— Begin Stored data —

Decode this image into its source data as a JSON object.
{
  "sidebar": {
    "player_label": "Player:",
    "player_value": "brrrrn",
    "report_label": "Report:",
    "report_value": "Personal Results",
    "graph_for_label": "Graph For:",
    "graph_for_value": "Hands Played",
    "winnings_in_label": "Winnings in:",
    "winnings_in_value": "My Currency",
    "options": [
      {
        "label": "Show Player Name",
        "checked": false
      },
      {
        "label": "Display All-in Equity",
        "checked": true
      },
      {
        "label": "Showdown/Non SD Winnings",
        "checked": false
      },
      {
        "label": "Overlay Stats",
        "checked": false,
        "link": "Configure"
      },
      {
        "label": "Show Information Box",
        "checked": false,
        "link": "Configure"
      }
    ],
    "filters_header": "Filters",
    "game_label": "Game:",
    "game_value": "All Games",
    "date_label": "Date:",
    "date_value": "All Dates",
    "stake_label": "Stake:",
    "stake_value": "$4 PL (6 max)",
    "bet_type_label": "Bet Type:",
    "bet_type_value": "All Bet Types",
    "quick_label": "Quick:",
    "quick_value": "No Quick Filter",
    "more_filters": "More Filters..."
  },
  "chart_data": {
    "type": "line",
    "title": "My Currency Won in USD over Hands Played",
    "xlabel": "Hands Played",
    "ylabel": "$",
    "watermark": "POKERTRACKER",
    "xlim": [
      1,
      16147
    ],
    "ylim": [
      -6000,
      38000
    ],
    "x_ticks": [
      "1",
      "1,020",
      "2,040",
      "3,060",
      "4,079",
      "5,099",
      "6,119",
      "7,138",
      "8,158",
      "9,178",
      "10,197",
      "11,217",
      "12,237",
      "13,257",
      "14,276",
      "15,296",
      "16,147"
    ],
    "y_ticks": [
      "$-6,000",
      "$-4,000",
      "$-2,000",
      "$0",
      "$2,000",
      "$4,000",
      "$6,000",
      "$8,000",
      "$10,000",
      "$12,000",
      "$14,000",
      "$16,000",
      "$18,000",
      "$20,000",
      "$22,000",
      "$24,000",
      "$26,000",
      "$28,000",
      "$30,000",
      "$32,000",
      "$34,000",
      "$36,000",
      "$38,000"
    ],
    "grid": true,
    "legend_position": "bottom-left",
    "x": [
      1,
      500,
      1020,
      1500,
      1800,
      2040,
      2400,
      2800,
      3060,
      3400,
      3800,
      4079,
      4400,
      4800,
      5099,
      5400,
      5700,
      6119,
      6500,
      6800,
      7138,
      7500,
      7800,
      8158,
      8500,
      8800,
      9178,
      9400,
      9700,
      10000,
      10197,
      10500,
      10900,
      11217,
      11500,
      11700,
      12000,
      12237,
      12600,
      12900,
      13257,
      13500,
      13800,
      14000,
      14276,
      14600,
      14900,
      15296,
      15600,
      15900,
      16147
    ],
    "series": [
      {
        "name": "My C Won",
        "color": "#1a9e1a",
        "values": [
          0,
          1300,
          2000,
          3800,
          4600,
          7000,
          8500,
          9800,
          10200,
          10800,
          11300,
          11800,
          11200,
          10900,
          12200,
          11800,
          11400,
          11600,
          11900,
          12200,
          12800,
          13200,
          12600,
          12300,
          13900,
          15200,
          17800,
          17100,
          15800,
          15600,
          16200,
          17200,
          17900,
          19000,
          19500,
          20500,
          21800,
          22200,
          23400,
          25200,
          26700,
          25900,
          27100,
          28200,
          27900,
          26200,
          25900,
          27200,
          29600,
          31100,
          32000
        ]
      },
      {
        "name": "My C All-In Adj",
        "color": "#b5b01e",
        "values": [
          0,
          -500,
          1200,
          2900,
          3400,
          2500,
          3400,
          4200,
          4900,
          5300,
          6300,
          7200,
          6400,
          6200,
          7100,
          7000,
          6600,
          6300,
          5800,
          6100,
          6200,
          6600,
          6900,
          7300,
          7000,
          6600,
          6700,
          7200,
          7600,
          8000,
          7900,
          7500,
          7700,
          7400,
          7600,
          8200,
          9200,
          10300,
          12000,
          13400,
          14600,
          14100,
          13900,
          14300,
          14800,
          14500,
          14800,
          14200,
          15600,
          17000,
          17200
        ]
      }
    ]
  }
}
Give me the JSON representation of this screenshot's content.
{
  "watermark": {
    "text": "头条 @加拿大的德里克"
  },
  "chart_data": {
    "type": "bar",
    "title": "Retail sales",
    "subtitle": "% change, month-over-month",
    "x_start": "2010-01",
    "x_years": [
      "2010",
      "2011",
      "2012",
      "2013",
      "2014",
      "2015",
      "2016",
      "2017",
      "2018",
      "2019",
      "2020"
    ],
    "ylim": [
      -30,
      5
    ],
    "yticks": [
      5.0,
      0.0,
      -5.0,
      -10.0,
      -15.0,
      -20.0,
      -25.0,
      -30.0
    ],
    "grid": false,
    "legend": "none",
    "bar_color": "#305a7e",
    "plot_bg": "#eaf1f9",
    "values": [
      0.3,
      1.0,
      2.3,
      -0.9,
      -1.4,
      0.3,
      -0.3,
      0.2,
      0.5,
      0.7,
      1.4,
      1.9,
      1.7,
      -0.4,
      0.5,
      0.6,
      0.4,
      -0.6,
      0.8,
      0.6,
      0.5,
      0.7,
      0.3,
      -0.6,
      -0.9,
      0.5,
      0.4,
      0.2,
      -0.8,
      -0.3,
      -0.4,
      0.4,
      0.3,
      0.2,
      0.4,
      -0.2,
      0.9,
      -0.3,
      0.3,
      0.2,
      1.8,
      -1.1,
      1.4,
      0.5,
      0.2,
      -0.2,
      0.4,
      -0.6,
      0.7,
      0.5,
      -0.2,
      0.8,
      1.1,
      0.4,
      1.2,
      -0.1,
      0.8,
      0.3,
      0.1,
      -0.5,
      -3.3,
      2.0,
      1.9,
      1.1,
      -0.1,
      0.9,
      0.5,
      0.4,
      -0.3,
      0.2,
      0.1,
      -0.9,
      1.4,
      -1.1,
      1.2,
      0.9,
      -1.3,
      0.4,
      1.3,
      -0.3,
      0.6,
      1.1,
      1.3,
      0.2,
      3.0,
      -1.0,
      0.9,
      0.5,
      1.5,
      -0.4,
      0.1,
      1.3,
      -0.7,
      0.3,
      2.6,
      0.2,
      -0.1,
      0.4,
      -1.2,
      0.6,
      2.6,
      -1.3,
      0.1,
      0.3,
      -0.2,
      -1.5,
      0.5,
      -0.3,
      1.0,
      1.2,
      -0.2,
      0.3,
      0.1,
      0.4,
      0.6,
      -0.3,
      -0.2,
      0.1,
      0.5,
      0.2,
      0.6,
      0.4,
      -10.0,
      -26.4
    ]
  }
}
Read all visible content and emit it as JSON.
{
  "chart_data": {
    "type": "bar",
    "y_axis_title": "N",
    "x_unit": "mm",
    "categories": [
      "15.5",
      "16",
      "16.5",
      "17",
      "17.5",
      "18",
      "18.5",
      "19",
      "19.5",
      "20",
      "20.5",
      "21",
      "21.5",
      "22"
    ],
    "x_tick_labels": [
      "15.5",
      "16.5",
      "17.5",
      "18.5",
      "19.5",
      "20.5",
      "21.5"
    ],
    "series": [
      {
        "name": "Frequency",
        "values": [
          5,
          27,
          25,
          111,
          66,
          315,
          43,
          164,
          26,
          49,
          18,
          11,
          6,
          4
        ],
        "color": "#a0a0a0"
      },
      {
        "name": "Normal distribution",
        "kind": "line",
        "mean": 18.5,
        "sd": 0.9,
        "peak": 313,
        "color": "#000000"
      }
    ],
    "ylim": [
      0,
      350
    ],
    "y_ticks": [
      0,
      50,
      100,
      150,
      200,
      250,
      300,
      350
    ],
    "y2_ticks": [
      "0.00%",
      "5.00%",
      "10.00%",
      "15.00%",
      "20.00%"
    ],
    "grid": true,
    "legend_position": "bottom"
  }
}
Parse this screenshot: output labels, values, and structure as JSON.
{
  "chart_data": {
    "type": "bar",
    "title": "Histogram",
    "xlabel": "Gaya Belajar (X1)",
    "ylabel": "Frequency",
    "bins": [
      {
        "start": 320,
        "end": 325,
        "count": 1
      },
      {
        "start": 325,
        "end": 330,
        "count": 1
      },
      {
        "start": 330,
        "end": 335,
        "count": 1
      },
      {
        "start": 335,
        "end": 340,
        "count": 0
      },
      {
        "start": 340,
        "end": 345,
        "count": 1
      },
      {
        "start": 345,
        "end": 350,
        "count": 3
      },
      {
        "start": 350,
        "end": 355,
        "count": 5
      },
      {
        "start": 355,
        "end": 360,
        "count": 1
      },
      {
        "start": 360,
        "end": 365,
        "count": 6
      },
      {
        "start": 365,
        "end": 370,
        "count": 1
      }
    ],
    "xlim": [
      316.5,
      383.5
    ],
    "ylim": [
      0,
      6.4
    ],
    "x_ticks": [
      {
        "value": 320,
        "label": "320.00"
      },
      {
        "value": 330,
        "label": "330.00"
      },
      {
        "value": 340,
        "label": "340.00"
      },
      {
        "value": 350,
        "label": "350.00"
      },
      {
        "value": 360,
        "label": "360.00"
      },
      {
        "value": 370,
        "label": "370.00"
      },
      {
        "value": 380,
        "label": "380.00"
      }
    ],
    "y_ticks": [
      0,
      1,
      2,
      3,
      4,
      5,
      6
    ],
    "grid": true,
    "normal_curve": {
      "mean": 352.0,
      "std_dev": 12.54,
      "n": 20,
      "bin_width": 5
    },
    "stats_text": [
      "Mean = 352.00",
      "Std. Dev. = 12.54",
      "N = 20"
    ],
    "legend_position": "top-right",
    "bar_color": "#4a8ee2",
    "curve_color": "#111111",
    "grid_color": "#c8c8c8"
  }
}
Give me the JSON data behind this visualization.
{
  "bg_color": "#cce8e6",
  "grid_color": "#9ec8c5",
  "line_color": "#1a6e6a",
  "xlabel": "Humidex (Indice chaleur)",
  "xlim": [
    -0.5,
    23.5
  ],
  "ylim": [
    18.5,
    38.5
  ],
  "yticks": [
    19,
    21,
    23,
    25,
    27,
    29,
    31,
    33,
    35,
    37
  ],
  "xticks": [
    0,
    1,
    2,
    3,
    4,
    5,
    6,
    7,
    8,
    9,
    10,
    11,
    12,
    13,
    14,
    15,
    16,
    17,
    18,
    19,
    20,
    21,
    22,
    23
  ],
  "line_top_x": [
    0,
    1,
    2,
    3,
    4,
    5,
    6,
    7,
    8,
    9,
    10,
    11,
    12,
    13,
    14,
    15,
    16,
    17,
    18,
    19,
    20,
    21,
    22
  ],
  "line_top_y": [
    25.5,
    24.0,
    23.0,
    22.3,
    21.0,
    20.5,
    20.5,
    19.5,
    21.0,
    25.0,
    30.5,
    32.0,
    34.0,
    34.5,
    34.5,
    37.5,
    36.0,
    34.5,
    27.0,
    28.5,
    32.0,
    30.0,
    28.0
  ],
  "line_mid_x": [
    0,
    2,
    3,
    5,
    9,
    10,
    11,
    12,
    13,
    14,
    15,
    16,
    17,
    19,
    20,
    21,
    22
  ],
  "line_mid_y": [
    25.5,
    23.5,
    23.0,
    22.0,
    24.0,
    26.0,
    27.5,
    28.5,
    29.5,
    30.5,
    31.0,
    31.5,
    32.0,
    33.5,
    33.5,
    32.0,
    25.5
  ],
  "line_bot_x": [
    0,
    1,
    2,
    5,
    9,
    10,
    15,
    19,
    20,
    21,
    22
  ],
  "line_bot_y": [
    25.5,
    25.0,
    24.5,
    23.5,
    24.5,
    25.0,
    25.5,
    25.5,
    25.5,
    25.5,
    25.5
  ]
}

— End Stored data —

Exercise details:
Copy out each line of the records where the string "content" appears.

Exercise output:
Give me the JSON representation of this screenshot's content.
Read all visible content and emit it as JSON.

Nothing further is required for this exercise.